=== MATERIAL TO PROCESS ===

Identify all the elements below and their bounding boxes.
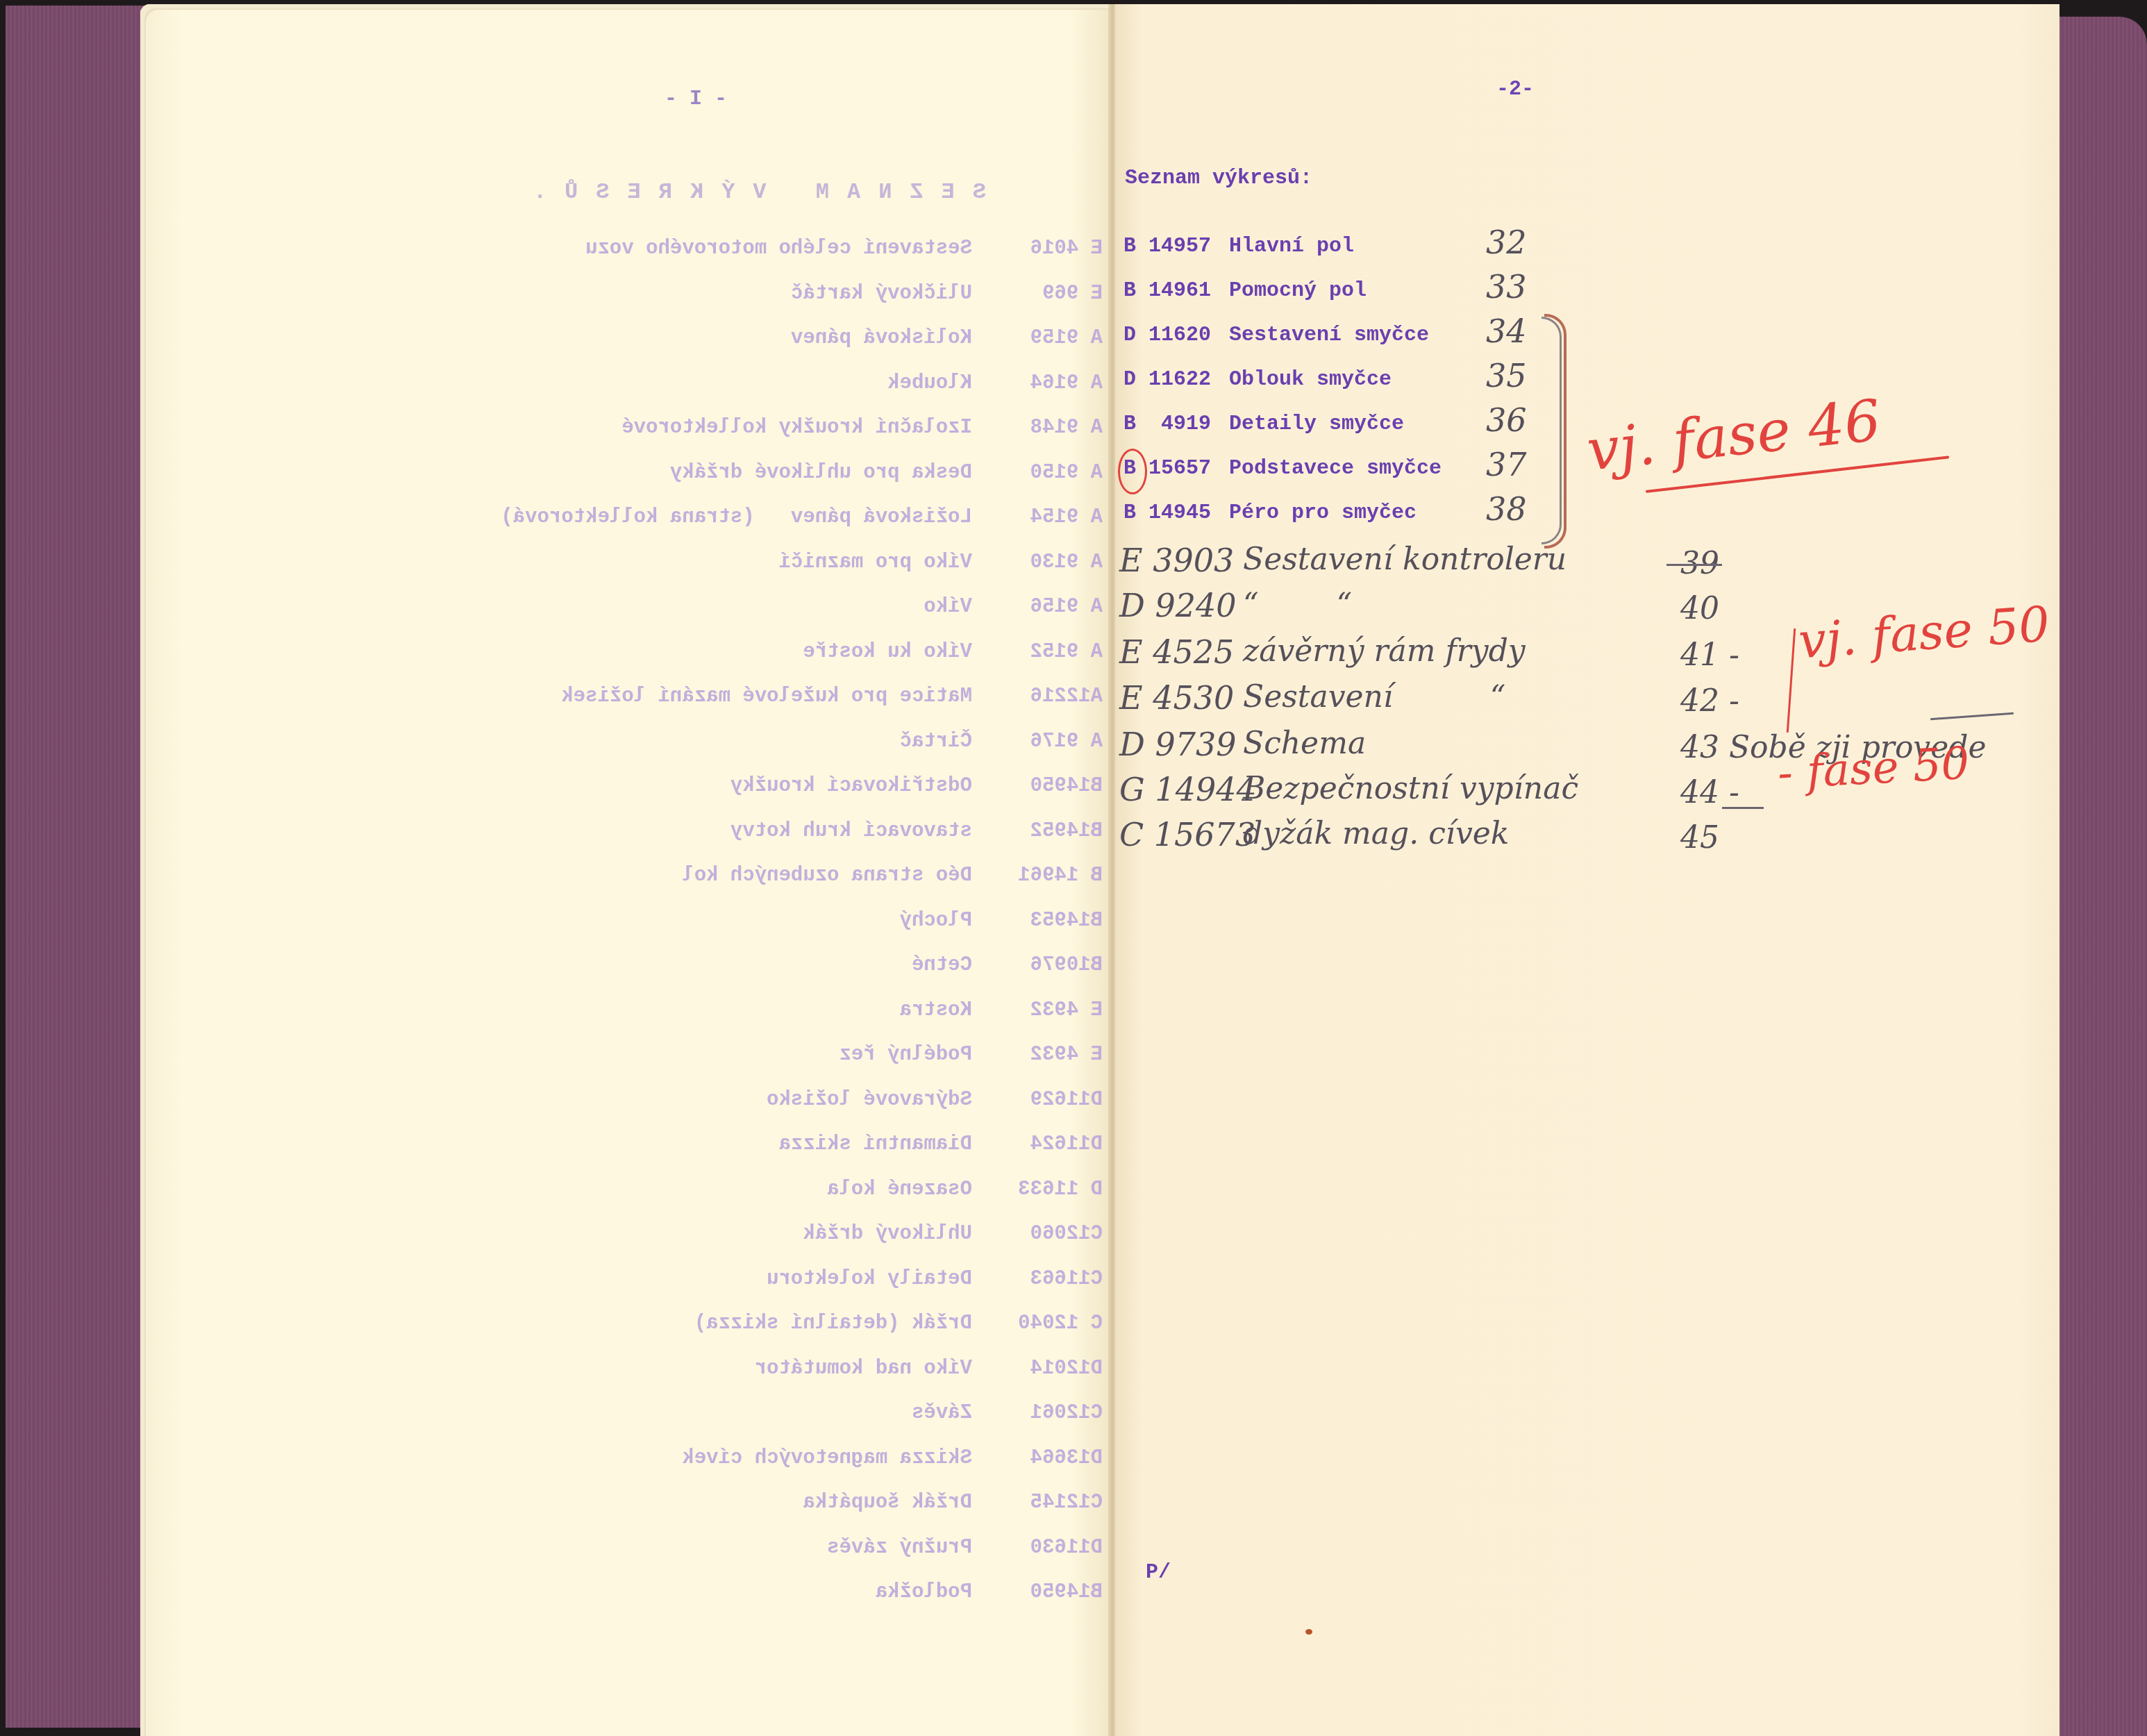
drawing-title: Péro pro smyčec <box>1229 501 1417 525</box>
handwritten-code: G 14944 <box>1119 771 1257 808</box>
handwritten-title: “ “ <box>1243 587 1352 622</box>
mirrored-title: Víko <box>924 595 972 618</box>
red-note-44-fase-50: - fase 50 <box>1776 738 1971 799</box>
mirrored-title: Čirtač <box>900 730 972 753</box>
left-page: - I - SEZNAM VÝKRESŮ. E 4016Sestavení ce… <box>140 4 1111 1736</box>
handwritten-title: dyžák mag. cívek <box>1243 816 1509 851</box>
handwritten-page-number: 33 <box>1486 268 1527 306</box>
handwritten-title: Sestavení kontroleru <box>1243 542 1567 577</box>
mirrored-code: E 969 <box>1042 282 1103 305</box>
mirrored-title: SEZNAM VÝKRESŮ. <box>515 179 986 205</box>
right-page <box>1115 4 2060 1736</box>
footer-mark: P/ <box>1146 1561 1171 1585</box>
handwritten-page-number: 40 <box>1680 591 1719 626</box>
mirrored-code: E 4016 <box>1030 237 1103 260</box>
mirrored-code: C12061 <box>1030 1401 1103 1424</box>
handwritten-page-number: 37 <box>1486 446 1527 483</box>
handwritten-page-number: 34 <box>1486 312 1527 350</box>
handwritten-page-number: 36 <box>1486 401 1527 439</box>
handwritten-code: E 4530 <box>1119 679 1234 717</box>
mirrored-title: Víko nad komutátor <box>755 1357 972 1380</box>
mirrored-code: D13664 <box>1030 1446 1103 1469</box>
pencil-dash-39 <box>1666 564 1722 566</box>
mirrored-code: A 9130 <box>1030 551 1103 574</box>
mirrored-title: Víko ku kostře <box>803 640 972 663</box>
mirrored-title: Sestavení celého motorového vozu <box>585 237 972 260</box>
handwritten-page-number: 41 - <box>1680 637 1739 673</box>
drawing-code: B 14961 <box>1123 279 1211 303</box>
mirrored-title: Skizza magnetových cívek <box>682 1446 972 1469</box>
red-circle-mark <box>1118 449 1147 494</box>
mirrored-code: B10976 <box>1030 953 1103 976</box>
mirrored-title: Matice pro kuželové mazání ložisek <box>561 685 972 708</box>
mirrored-code: A 9176 <box>1030 730 1103 753</box>
mirrored-title: Izolační kroužky kollektorové <box>621 416 972 439</box>
mirrored-title: Detaily kolektoru <box>767 1267 972 1290</box>
drawing-code: D 11622 <box>1123 368 1211 392</box>
list-heading: Seznam výkresů: <box>1125 167 1312 190</box>
handwritten-page-number: 45 <box>1680 820 1719 856</box>
mirrored-title: Držák šoupátka <box>803 1491 972 1514</box>
mirrored-code: D12014 <box>1030 1357 1103 1380</box>
mirrored-code: A 9154 <box>1030 506 1103 528</box>
mirrored-title: Kloubek <box>887 372 972 394</box>
mirrored-title: Odstřikovací kroužky <box>730 774 972 797</box>
drawing-title: Detaily smyčce <box>1229 412 1404 436</box>
mirrored-code: D11630 <box>1030 1536 1103 1559</box>
handwritten-code: D 9240 <box>1119 587 1237 624</box>
handwritten-page-number: 44 - <box>1680 775 1739 810</box>
handwritten-code: E 4525 <box>1119 633 1234 671</box>
drawing-title: Sestavení smyčce <box>1229 324 1429 347</box>
mirrored-title: Držák (detailní skizza) <box>694 1312 972 1335</box>
handwritten-title: závěrný rám frydy <box>1243 633 1526 669</box>
drawing-code: B 4919 <box>1123 412 1211 436</box>
mirrored-code: D11624 <box>1030 1133 1103 1155</box>
mirrored-title: Podélný řez <box>839 1043 972 1066</box>
mirrored-code: B14950 <box>1030 774 1103 797</box>
mirrored-title: Uličkový kartáč <box>791 282 972 305</box>
handwritten-code: C 15673 <box>1119 816 1255 853</box>
mirrored-code: A 9156 <box>1030 595 1103 618</box>
right-page-number: -2- <box>1496 78 1534 101</box>
mirrored-code: A 9159 <box>1030 326 1103 349</box>
mirrored-title: Pružný závěs <box>827 1536 972 1559</box>
mirrored-title: Plochý <box>900 909 972 932</box>
mirrored-title: Víko pro mazničí <box>779 551 972 574</box>
mirrored-code: C11663 <box>1030 1267 1103 1290</box>
mirrored-code: B 14961 <box>1018 864 1103 887</box>
mirrored-title: Kolísková pánev <box>791 326 972 349</box>
handwritten-page-number: 42 - <box>1680 683 1739 719</box>
handwritten-title: Sestavení “ <box>1243 679 1505 715</box>
mirrored-title: Závěs <box>912 1401 972 1424</box>
mirrored-code: A12216 <box>1030 685 1103 708</box>
mirrored-code: A 9164 <box>1030 372 1103 394</box>
mirrored-title: Osazené kola <box>827 1178 972 1201</box>
drawing-title: Podstavece smyčce <box>1229 457 1442 481</box>
mirrored-title: Uhlíkový držák <box>803 1222 972 1245</box>
handwritten-title: Schema <box>1243 726 1366 761</box>
pencil-bracket-34-38 <box>1542 317 1562 544</box>
mirrored-title: Deska pro uhlíkové držáky <box>670 461 972 484</box>
mirrored-title: Cetné <box>912 953 972 976</box>
mirrored-title: Sdýravové ložisko <box>767 1088 972 1111</box>
mirrored-code: B14952 <box>1030 819 1103 842</box>
mirrored-code: A 9152 <box>1030 640 1103 663</box>
mirrored-code: C12145 <box>1030 1491 1103 1514</box>
drawing-code: B 14945 <box>1123 501 1211 525</box>
mirrored-title: Podložka <box>876 1580 972 1603</box>
drawing-code: B 14957 <box>1123 235 1211 258</box>
mirrored-title: Déo strana ozubených kol <box>682 864 972 887</box>
handwritten-page-number: 32 <box>1486 224 1527 261</box>
ink-spot <box>1305 1629 1312 1635</box>
mirrored-code: B14953 <box>1030 909 1103 932</box>
mirrored-code: A 9148 <box>1030 416 1103 439</box>
mirrored-code: D 11633 <box>1018 1178 1103 1201</box>
mirrored-title: Ložisková pánev (strana kollektorová) <box>501 506 972 528</box>
mirrored-code: E 4932 <box>1030 1043 1103 1066</box>
handwritten-code: E 3903 <box>1119 542 1234 579</box>
mirrored-title: Kostra <box>900 999 972 1021</box>
handwritten-page-number: 35 <box>1486 357 1527 394</box>
mirrored-offset-text: SEZNAM VÝKRESŮ. E 4016Sestavení celého m… <box>140 4 1111 1736</box>
drawing-title: Pomocný pol <box>1229 279 1367 303</box>
drawing-code: D 11620 <box>1123 324 1211 347</box>
mirrored-title: Diamantní skizza <box>779 1133 972 1155</box>
pencil-dash-45 <box>1722 807 1764 809</box>
drawing-title: Oblouk smyčce <box>1229 368 1392 392</box>
mirrored-code: C12060 <box>1030 1222 1103 1245</box>
mirrored-code: C 12040 <box>1018 1312 1103 1335</box>
drawing-title: Hlavní pol <box>1229 235 1354 258</box>
mirrored-code: B14950 <box>1030 1580 1103 1603</box>
mirrored-title: stavovací kruh kotvy <box>730 819 972 842</box>
mirrored-code: D11629 <box>1030 1088 1103 1111</box>
handwritten-page-number: 38 <box>1486 490 1527 528</box>
handwritten-code: D 9739 <box>1119 726 1237 763</box>
mirrored-code: A 9150 <box>1030 461 1103 484</box>
mirrored-code: E 4932 <box>1030 999 1103 1021</box>
handwritten-title: Bezpečnostní vypínač <box>1243 771 1578 806</box>
book-cover-right <box>2055 17 2147 1736</box>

===

**SHORT PROBLEM:** Copy the lines above from the line with "drawing-title: Péro pro" through the line with "mirrored-code: D13664 <box>1030", including both of those lines.

**ANSWER FOR THE TASK:**
drawing-title: Péro pro smyčec <box>1229 501 1417 525</box>
handwritten-code: G 14944 <box>1119 771 1257 808</box>
handwritten-title: “ “ <box>1243 587 1352 622</box>
mirrored-title: Víko <box>924 595 972 618</box>
red-note-44-fase-50: - fase 50 <box>1776 738 1971 799</box>
mirrored-title: Čirtač <box>900 730 972 753</box>
left-page: - I - SEZNAM VÝKRESŮ. E 4016Sestavení ce… <box>140 4 1111 1736</box>
handwritten-title: dyžák mag. cívek <box>1243 816 1509 851</box>
handwritten-page-number: 33 <box>1486 268 1527 306</box>
handwritten-title: Sestavení kontroleru <box>1243 542 1567 577</box>
mirrored-code: E 969 <box>1042 282 1103 305</box>
mirrored-title: SEZNAM VÝKRESŮ. <box>515 179 986 205</box>
right-page <box>1115 4 2060 1736</box>
footer-mark: P/ <box>1146 1561 1171 1585</box>
handwritten-page-number: 40 <box>1680 591 1719 626</box>
mirrored-code: E 4016 <box>1030 237 1103 260</box>
mirrored-code: C12061 <box>1030 1401 1103 1424</box>
handwritten-page-number: 37 <box>1486 446 1527 483</box>
handwritten-page-number: 34 <box>1486 312 1527 350</box>
handwritten-page-number: 36 <box>1486 401 1527 439</box>
handwritten-code: E 4530 <box>1119 679 1234 717</box>
mirrored-title: Víko nad komutátor <box>755 1357 972 1380</box>
mirrored-code: D13664 <box>1030 1446 1103 1469</box>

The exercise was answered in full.